* **Work instructions**:
Below are some records. Copy every line in them that holds "Mean".

Data excerpts:
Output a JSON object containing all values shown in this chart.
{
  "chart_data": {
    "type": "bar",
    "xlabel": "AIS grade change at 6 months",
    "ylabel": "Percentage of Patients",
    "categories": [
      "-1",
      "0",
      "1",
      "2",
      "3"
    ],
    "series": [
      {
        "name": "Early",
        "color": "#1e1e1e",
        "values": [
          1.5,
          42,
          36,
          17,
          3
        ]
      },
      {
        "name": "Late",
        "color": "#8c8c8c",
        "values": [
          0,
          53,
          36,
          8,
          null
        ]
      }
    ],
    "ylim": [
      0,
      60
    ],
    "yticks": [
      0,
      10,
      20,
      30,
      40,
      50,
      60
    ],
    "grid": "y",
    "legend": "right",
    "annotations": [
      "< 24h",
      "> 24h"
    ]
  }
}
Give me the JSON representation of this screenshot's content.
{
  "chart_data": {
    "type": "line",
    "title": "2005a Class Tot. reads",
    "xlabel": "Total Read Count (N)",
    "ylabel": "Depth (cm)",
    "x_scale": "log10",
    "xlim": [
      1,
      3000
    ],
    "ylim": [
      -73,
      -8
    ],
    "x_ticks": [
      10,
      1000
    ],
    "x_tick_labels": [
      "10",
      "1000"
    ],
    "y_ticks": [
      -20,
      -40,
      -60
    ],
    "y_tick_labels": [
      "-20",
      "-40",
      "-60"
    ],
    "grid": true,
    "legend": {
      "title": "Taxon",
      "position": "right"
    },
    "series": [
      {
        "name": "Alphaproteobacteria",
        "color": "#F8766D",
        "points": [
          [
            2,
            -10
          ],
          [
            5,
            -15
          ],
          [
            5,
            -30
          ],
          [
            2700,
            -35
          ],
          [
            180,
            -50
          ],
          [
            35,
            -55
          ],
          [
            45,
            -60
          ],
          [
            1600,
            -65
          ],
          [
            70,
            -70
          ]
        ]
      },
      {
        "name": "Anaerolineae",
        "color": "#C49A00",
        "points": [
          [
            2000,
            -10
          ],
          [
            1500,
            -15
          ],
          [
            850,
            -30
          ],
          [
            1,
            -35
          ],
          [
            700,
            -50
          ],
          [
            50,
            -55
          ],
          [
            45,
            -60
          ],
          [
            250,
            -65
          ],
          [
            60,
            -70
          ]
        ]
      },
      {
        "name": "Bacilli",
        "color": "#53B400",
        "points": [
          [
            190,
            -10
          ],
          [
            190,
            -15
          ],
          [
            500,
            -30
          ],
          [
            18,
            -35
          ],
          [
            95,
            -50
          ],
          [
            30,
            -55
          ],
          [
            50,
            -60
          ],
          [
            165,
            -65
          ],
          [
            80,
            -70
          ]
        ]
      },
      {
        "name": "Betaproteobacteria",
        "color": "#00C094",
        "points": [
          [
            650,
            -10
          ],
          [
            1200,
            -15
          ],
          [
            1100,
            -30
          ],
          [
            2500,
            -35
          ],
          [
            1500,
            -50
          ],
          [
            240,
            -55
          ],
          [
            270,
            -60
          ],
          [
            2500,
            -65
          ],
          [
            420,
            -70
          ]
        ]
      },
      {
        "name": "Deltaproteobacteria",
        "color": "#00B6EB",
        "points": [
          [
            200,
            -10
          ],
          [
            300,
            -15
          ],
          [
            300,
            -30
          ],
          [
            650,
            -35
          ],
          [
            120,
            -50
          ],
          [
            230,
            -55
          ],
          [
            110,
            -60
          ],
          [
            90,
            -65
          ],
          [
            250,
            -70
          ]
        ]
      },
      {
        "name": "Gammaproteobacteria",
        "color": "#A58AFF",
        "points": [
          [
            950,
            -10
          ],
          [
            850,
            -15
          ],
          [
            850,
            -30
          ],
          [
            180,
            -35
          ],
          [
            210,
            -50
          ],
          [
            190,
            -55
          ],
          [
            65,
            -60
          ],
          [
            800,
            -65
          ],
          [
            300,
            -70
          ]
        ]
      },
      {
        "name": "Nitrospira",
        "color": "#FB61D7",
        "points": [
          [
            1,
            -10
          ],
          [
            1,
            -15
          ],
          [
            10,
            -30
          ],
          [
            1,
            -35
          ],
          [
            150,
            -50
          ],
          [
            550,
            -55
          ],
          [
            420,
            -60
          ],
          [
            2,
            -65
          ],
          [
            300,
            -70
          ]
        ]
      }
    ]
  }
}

* * *

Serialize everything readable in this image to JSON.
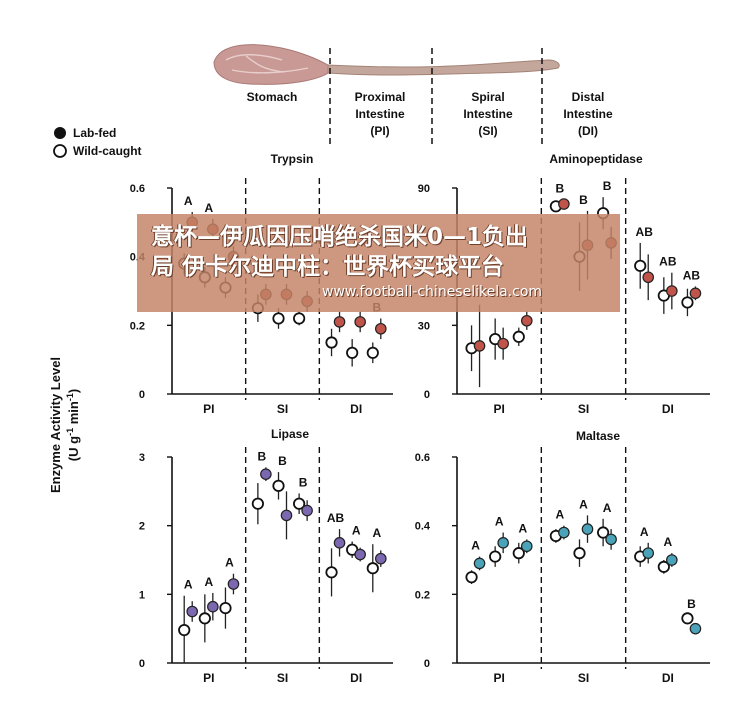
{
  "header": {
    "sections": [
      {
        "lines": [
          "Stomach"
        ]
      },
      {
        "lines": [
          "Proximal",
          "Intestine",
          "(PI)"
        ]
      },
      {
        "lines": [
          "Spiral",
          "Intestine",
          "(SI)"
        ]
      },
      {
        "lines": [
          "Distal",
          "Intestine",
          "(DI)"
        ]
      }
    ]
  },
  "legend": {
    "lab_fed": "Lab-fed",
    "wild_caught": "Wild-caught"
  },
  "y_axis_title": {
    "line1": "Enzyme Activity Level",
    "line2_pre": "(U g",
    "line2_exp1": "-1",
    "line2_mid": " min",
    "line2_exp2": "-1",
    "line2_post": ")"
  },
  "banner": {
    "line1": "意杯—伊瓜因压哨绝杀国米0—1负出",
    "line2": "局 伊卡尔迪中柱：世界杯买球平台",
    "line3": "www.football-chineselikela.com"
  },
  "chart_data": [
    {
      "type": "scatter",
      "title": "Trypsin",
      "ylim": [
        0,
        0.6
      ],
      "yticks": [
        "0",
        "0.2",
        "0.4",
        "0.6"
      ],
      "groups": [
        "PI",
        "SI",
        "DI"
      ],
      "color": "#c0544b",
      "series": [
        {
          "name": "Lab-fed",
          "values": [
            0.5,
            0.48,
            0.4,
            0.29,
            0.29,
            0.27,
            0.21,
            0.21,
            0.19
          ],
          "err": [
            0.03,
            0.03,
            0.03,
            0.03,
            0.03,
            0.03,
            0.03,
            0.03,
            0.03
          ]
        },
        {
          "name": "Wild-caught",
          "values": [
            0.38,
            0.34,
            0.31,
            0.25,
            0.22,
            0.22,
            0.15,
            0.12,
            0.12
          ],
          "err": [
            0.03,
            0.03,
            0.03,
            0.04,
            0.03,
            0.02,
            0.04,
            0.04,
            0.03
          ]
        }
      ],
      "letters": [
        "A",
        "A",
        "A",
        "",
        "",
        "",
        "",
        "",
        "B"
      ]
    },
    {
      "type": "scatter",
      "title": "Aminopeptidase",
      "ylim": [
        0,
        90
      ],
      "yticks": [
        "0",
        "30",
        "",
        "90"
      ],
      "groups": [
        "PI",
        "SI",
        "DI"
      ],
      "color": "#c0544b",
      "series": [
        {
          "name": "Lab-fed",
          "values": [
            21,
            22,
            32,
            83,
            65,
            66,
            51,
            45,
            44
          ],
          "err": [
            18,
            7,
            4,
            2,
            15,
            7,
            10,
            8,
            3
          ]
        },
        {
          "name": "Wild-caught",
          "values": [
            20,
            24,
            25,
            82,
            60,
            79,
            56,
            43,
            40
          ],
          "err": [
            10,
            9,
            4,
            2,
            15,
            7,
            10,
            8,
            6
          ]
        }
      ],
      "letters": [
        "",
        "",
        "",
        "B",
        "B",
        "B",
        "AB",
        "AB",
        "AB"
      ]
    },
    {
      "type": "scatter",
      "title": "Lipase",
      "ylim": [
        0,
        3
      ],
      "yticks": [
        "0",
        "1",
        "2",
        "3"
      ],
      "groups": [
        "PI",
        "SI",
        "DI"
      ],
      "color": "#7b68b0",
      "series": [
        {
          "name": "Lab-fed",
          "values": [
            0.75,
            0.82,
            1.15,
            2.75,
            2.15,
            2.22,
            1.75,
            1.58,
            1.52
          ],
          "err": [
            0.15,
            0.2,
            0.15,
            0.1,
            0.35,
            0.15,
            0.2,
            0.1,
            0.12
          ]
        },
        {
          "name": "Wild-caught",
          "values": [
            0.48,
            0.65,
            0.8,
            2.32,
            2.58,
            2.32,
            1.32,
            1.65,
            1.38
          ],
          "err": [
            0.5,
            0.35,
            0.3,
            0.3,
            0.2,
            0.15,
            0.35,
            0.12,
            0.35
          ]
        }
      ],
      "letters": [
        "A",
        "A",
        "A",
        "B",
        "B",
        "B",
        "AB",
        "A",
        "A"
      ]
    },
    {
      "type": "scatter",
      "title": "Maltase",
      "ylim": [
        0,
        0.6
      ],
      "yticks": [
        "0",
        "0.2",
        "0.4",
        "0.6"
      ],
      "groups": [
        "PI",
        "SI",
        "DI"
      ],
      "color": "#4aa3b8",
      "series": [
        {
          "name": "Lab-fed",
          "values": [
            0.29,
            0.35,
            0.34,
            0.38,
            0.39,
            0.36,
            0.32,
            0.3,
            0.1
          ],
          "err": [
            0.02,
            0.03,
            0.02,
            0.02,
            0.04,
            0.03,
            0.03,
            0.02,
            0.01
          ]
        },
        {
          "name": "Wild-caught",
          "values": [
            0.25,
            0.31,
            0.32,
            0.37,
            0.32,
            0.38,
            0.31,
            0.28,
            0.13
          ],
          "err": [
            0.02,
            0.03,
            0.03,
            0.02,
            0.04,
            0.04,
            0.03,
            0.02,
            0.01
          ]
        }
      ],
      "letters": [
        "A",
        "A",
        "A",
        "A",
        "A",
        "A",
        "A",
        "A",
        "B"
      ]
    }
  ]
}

* * *

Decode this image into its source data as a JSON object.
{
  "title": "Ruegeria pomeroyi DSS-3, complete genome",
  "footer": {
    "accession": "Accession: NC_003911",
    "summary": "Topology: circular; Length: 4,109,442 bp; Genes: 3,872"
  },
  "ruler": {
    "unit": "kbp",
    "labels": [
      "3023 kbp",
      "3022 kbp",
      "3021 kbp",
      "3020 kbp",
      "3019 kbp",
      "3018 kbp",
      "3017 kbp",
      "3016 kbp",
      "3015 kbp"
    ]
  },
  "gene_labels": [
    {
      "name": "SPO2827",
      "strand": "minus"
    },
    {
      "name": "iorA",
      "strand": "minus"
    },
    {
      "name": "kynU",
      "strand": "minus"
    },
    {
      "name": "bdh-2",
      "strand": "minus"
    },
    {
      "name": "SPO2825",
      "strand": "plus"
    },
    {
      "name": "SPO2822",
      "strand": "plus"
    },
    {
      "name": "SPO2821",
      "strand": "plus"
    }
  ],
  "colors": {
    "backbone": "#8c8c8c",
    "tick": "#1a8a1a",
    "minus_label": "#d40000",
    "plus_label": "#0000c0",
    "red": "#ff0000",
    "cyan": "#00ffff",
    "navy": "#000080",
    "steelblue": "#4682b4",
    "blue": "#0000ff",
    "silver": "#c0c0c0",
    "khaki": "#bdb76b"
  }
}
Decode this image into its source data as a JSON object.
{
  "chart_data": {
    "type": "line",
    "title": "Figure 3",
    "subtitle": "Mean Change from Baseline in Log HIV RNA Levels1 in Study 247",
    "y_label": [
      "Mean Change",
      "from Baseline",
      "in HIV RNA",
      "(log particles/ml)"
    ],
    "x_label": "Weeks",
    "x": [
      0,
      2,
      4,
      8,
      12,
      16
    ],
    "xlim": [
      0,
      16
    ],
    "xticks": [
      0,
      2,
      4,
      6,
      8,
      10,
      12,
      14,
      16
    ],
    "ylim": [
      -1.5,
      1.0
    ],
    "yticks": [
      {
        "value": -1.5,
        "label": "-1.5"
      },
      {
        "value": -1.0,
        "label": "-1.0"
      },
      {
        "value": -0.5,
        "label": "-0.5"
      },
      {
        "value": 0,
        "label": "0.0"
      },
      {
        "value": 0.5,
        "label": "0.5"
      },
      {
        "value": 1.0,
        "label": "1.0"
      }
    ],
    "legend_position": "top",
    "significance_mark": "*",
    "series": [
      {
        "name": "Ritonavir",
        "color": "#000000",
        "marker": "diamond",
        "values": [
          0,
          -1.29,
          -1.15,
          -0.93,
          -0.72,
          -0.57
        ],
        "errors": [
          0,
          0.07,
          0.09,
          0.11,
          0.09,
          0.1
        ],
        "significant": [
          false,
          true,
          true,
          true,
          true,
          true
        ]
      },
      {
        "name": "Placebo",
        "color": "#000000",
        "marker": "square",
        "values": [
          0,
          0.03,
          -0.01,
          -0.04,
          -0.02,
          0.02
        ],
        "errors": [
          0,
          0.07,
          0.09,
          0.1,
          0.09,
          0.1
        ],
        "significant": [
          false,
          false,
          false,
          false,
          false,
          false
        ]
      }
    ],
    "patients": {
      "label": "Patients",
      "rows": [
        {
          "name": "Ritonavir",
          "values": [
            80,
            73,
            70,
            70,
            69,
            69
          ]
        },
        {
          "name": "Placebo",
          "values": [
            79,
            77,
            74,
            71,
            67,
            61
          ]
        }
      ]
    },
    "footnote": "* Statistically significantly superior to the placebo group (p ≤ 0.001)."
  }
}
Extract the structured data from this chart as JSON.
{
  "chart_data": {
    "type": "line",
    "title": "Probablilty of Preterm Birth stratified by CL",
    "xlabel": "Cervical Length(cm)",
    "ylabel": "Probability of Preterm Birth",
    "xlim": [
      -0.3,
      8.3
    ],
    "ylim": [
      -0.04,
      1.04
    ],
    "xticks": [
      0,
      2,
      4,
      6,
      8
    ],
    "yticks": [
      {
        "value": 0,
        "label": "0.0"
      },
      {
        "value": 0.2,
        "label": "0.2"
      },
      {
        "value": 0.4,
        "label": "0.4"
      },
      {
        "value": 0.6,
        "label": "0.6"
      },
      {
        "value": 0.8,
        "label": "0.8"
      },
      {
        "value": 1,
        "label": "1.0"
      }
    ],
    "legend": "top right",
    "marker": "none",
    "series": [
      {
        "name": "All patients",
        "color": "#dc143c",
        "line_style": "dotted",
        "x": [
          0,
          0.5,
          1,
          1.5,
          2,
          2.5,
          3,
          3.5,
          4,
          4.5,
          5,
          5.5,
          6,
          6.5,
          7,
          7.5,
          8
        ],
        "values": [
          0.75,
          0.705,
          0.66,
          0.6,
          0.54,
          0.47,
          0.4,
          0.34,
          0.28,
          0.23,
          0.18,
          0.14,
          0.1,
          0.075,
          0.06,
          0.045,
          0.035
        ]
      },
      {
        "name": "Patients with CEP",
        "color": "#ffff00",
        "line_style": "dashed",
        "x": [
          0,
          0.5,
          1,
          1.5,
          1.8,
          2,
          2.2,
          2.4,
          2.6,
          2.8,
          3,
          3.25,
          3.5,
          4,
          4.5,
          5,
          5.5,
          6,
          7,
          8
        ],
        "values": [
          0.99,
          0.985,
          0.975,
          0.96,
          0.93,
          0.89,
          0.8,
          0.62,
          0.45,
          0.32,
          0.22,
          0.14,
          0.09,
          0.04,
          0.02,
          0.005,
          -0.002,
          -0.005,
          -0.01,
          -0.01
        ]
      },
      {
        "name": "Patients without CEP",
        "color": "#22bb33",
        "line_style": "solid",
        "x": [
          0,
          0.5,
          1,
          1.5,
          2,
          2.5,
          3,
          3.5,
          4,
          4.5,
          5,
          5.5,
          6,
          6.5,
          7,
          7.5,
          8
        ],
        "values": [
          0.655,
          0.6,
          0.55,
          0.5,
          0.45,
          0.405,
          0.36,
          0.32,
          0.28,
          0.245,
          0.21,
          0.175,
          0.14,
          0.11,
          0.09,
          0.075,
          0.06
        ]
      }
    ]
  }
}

* **Output below**:
    "subtitle": "Mean Change from Baseline in Log HIV RNA Levels1 in Study 247",
      "Mean Change",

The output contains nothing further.